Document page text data

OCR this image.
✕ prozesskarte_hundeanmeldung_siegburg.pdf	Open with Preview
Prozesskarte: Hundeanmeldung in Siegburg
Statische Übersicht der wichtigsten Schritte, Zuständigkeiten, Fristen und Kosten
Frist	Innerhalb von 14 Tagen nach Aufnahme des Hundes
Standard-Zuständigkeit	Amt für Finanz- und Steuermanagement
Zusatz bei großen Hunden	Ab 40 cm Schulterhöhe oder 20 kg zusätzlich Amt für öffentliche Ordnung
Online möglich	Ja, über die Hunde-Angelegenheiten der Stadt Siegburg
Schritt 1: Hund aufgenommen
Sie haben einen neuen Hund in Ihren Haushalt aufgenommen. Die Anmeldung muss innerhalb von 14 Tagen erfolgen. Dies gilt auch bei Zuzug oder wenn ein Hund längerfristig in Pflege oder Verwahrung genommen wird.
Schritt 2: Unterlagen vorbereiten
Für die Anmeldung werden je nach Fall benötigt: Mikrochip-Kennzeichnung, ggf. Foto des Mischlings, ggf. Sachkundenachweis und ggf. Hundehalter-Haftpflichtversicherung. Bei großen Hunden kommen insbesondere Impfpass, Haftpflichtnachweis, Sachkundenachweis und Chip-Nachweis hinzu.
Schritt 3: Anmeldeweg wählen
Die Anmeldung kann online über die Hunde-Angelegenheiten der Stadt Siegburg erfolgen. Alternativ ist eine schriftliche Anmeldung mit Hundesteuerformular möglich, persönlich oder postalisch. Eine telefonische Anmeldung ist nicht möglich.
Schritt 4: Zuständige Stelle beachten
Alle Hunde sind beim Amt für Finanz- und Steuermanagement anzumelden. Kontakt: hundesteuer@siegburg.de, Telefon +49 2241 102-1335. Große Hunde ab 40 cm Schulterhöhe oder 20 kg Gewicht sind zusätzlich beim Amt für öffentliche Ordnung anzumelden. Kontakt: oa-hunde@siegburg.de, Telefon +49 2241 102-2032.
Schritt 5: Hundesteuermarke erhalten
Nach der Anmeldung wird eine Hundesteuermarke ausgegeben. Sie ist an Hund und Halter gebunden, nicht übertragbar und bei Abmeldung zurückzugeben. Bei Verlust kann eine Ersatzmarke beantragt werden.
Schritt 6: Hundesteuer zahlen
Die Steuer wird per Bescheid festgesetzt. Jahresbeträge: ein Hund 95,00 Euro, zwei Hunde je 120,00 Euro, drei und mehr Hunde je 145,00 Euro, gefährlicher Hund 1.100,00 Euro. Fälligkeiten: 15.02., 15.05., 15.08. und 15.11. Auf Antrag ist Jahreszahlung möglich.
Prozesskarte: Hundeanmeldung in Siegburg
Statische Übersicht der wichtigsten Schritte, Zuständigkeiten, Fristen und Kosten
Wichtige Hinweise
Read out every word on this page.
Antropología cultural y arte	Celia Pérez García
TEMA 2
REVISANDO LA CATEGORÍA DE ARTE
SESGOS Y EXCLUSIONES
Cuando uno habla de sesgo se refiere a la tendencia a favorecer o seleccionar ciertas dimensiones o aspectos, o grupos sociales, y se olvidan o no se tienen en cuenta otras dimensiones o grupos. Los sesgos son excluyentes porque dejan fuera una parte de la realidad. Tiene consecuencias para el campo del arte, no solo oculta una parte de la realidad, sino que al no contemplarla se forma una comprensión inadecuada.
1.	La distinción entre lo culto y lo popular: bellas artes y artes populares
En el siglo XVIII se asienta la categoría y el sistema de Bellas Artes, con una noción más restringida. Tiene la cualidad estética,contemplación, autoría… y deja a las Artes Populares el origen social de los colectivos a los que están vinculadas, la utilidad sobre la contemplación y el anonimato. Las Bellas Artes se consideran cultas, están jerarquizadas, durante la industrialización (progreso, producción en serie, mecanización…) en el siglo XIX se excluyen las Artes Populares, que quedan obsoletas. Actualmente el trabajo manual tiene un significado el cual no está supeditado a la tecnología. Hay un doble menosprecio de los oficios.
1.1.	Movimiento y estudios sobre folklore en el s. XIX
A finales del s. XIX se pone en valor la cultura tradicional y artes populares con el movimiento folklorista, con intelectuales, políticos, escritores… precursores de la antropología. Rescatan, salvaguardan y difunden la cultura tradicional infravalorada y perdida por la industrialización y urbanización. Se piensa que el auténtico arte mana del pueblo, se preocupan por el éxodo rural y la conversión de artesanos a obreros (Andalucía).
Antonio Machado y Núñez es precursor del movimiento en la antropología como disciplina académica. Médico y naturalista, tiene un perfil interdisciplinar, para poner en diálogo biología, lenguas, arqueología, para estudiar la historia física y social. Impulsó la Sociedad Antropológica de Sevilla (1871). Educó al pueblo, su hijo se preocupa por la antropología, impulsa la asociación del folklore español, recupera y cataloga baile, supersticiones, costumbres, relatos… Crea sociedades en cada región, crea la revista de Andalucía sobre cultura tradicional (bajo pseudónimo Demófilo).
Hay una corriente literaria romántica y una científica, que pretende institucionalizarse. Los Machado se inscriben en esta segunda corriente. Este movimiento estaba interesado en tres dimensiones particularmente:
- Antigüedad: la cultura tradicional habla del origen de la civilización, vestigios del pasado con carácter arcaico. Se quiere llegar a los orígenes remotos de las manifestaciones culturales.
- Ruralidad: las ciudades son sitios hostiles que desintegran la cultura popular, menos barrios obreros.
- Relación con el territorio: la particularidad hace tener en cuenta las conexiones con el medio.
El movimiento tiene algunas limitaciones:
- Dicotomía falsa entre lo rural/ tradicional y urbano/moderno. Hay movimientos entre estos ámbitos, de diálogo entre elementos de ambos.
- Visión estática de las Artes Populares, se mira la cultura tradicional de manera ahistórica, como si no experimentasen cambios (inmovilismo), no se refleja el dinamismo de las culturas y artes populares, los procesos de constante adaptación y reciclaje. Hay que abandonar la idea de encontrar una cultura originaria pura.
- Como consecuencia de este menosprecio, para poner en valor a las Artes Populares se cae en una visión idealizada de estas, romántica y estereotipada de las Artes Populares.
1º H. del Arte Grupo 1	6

WHAT THE TASK ASKS: The response should be an exact copy of all the records above.

SOLUTION FOR THIS TASK:
OCR this image.
✕ prozesskarte_hundeanmeldung_siegburg.pdf	Open with Preview
Prozesskarte: Hundeanmeldung in Siegburg
Statische Übersicht der wichtigsten Schritte, Zuständigkeiten, Fristen und Kosten
Frist	Innerhalb von 14 Tagen nach Aufnahme des Hundes
Standard-Zuständigkeit	Amt für Finanz- und Steuermanagement
Zusatz bei großen Hunden	Ab 40 cm Schulterhöhe oder 20 kg zusätzlich Amt für öffentliche Ordnung
Online möglich	Ja, über die Hunde-Angelegenheiten der Stadt Siegburg
Schritt 1: Hund aufgenommen
Sie haben einen neuen Hund in Ihren Haushalt aufgenommen. Die Anmeldung muss innerhalb von 14 Tagen erfolgen. Dies gilt auch bei Zuzug oder wenn ein Hund längerfristig in Pflege oder Verwahrung genommen wird.
Schritt 2: Unterlagen vorbereiten
Für die Anmeldung werden je nach Fall benötigt: Mikrochip-Kennzeichnung, ggf. Foto des Mischlings, ggf. Sachkundenachweis und ggf. Hundehalter-Haftpflichtversicherung. Bei großen Hunden kommen insbesondere Impfpass, Haftpflichtnachweis, Sachkundenachweis und Chip-Nachweis hinzu.
Schritt 3: Anmeldeweg wählen
Die Anmeldung kann online über die Hunde-Angelegenheiten der Stadt Siegburg erfolgen. Alternativ ist eine schriftliche Anmeldung mit Hundesteuerformular möglich, persönlich oder postalisch. Eine telefonische Anmeldung ist nicht möglich.
Schritt 4: Zuständige Stelle beachten
Alle Hunde sind beim Amt für Finanz- und Steuermanagement anzumelden. Kontakt: hundesteuer@siegburg.de, Telefon +49 2241 102-1335. Große Hunde ab 40 cm Schulterhöhe oder 20 kg Gewicht sind zusätzlich beim Amt für öffentliche Ordnung anzumelden. Kontakt: oa-hunde@siegburg.de, Telefon +49 2241 102-2032.
Schritt 5: Hundesteuermarke erhalten
Nach der Anmeldung wird eine Hundesteuermarke ausgegeben. Sie ist an Hund und Halter gebunden, nicht übertragbar und bei Abmeldung zurückzugeben. Bei Verlust kann eine Ersatzmarke beantragt werden.
Schritt 6: Hundesteuer zahlen
Die Steuer wird per Bescheid festgesetzt. Jahresbeträge: ein Hund 95,00 Euro, zwei Hunde je 120,00 Euro, drei und mehr Hunde je 145,00 Euro, gefährlicher Hund 1.100,00 Euro. Fälligkeiten: 15.02., 15.05., 15.08. und 15.11. Auf Antrag ist Jahreszahlung möglich.
Prozesskarte: Hundeanmeldung in Siegburg
Statische Übersicht der wichtigsten Schritte, Zuständigkeiten, Fristen und Kosten
Wichtige Hinweise
Read out every word on this page.
Antropología cultural y arte	Celia Pérez García
TEMA 2
REVISANDO LA CATEGORÍA DE ARTE
SESGOS Y EXCLUSIONES
Cuando uno habla de sesgo se refiere a la tendencia a favorecer o seleccionar ciertas dimensiones o aspectos, o grupos sociales, y se olvidan o no se tienen en cuenta otras dimensiones o grupos. Los sesgos son excluyentes porque dejan fuera una parte de la realidad. Tiene consecuencias para el campo del arte, no solo oculta una parte de la realidad, sino que al no contemplarla se forma una comprensión inadecuada.
1.	La distinción entre lo culto y lo popular: bellas artes y artes populares
En el siglo XVIII se asienta la categoría y el sistema de Bellas Artes, con una noción más restringida. Tiene la cualidad estética,contemplación, autoría… y deja a las Artes Populares el origen social de los colectivos a los que están vinculadas, la utilidad sobre la contemplación y el anonimato. Las Bellas Artes se consideran cultas, están jerarquizadas, durante la industrialización (progreso, producción en serie, mecanización…) en el siglo XIX se excluyen las Artes Populares, que quedan obsoletas. Actualmente el trabajo manual tiene un significado el cual no está supeditado a la tecnología. Hay un doble menosprecio de los oficios.
1.1.	Movimiento y estudios sobre folklore en el s. XIX
A finales del s. XIX se pone en valor la cultura tradicional y artes populares con el movimiento folklorista, con intelectuales, políticos, escritores… precursores de la antropología. Rescatan, salvaguardan y difunden la cultura tradicional infravalorada y perdida por la industrialización y urbanización. Se piensa que el auténtico arte mana del pueblo, se preocupan por el éxodo rural y la conversión de artesanos a obreros (Andalucía).
Antonio Machado y Núñez es precursor del movimiento en la antropología como disciplina académica. Médico y naturalista, tiene un perfil interdisciplinar, para poner en diálogo biología, lenguas, arqueología, para estudiar la historia física y social. Impulsó la Sociedad Antropológica de Sevilla (1871). Educó al pueblo, su hijo se preocupa por la antropología, impulsa la asociación del folklore español, recupera y cataloga baile, supersticiones, costumbres, relatos… Crea sociedades en cada región, crea la revista de Andalucía sobre cultura tradicional (bajo pseudónimo Demófilo).
Hay una corriente literaria romántica y una científica, que pretende institucionalizarse. Los Machado se inscriben en esta segunda corriente. Este movimiento estaba interesado en tres dimensiones particularmente:
- Antigüedad: la cultura tradicional habla del origen de la civilización, vestigios del pasado con carácter arcaico. Se quiere llegar a los orígenes remotos de las manifestaciones culturales.
- Ruralidad: las ciudades son sitios hostiles que desintegran la cultura popular, menos barrios obreros.
- Relación con el territorio: la particularidad hace tener en cuenta las conexiones con el medio.
El movimiento tiene algunas limitaciones:
- Dicotomía falsa entre lo rural/ tradicional y urbano/moderno. Hay movimientos entre estos ámbitos, de diálogo entre elementos de ambos.
- Visión estática de las Artes Populares, se mira la cultura tradicional de manera ahistórica, como si no experimentasen cambios (inmovilismo), no se refleja el dinamismo de las culturas y artes populares, los procesos de constante adaptación y reciclaje. Hay que abandonar la idea de encontrar una cultura originaria pura.
- Como consecuencia de este menosprecio, para poner en valor a las Artes Populares se cae en una visión idealizada de estas, romántica y estereotipada de las Artes Populares.
1º H. del Arte Grupo 1	6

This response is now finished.